▶ Some records:
================================

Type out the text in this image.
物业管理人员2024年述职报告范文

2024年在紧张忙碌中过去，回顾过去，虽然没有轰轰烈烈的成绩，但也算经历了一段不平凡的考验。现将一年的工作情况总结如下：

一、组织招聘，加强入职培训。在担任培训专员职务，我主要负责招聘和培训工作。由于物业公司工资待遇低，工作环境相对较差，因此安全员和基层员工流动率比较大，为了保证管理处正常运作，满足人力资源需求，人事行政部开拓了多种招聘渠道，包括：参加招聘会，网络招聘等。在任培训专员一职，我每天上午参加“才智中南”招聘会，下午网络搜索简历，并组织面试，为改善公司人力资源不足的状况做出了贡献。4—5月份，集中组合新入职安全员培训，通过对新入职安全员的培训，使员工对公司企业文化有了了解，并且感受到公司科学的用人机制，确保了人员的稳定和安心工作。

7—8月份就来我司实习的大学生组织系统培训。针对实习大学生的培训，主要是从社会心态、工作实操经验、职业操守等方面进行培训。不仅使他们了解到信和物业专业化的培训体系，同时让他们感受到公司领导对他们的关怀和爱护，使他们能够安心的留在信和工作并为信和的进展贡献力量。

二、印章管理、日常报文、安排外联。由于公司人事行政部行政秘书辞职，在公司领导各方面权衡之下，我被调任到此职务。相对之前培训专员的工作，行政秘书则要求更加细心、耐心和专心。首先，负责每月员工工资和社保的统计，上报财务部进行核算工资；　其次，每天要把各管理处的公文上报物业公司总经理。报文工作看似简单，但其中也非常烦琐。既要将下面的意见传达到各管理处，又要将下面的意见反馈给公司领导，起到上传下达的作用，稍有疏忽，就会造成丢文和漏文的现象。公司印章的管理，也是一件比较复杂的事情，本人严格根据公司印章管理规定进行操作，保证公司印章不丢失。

================================

▶ What to produce:
Each record must be returned exactly as it is written.

▶ Output below:
Type out the text in this image.
物业管理人员2024年述职报告范文

2024年在紧张忙碌中过去，回顾过去，虽然没有轰轰烈烈的成绩，但也算经历了一段不平凡的考验。现将一年的工作情况总结如下：

一、组织招聘，加强入职培训。在担任培训专员职务，我主要负责招聘和培训工作。由于物业公司工资待遇低，工作环境相对较差，因此安全员和基层员工流动率比较大，为了保证管理处正常运作，满足人力资源需求，人事行政部开拓了多种招聘渠道，包括：参加招聘会，网络招聘等。在任培训专员一职，我每天上午参加“才智中南”招聘会，下午网络搜索简历，并组织面试，为改善公司人力资源不足的状况做出了贡献。4—5月份，集中组合新入职安全员培训，通过对新入职安全员的培训，使员工对公司企业文化有了了解，并且感受到公司科学的用人机制，确保了人员的稳定和安心工作。

7—8月份就来我司实习的大学生组织系统培训。针对实习大学生的培训，主要是从社会心态、工作实操经验、职业操守等方面进行培训。不仅使他们了解到信和物业专业化的培训体系，同时让他们感受到公司领导对他们的关怀和爱护，使他们能够安心的留在信和工作并为信和的进展贡献力量。

二、印章管理、日常报文、安排外联。由于公司人事行政部行政秘书辞职，在公司领导各方面权衡之下，我被调任到此职务。相对之前培训专员的工作，行政秘书则要求更加细心、耐心和专心。首先，负责每月员工工资和社保的统计，上报财务部进行核算工资；　其次，每天要把各管理处的公文上报物业公司总经理。报文工作看似简单，但其中也非常烦琐。既要将下面的意见传达到各管理处，又要将下面的意见反馈给公司领导，起到上传下达的作用，稍有疏忽，就会造成丢文和漏文的现象。公司印章的管理，也是一件比较复杂的事情，本人严格根据公司印章管理规定进行操作，保证公司印章不丢失。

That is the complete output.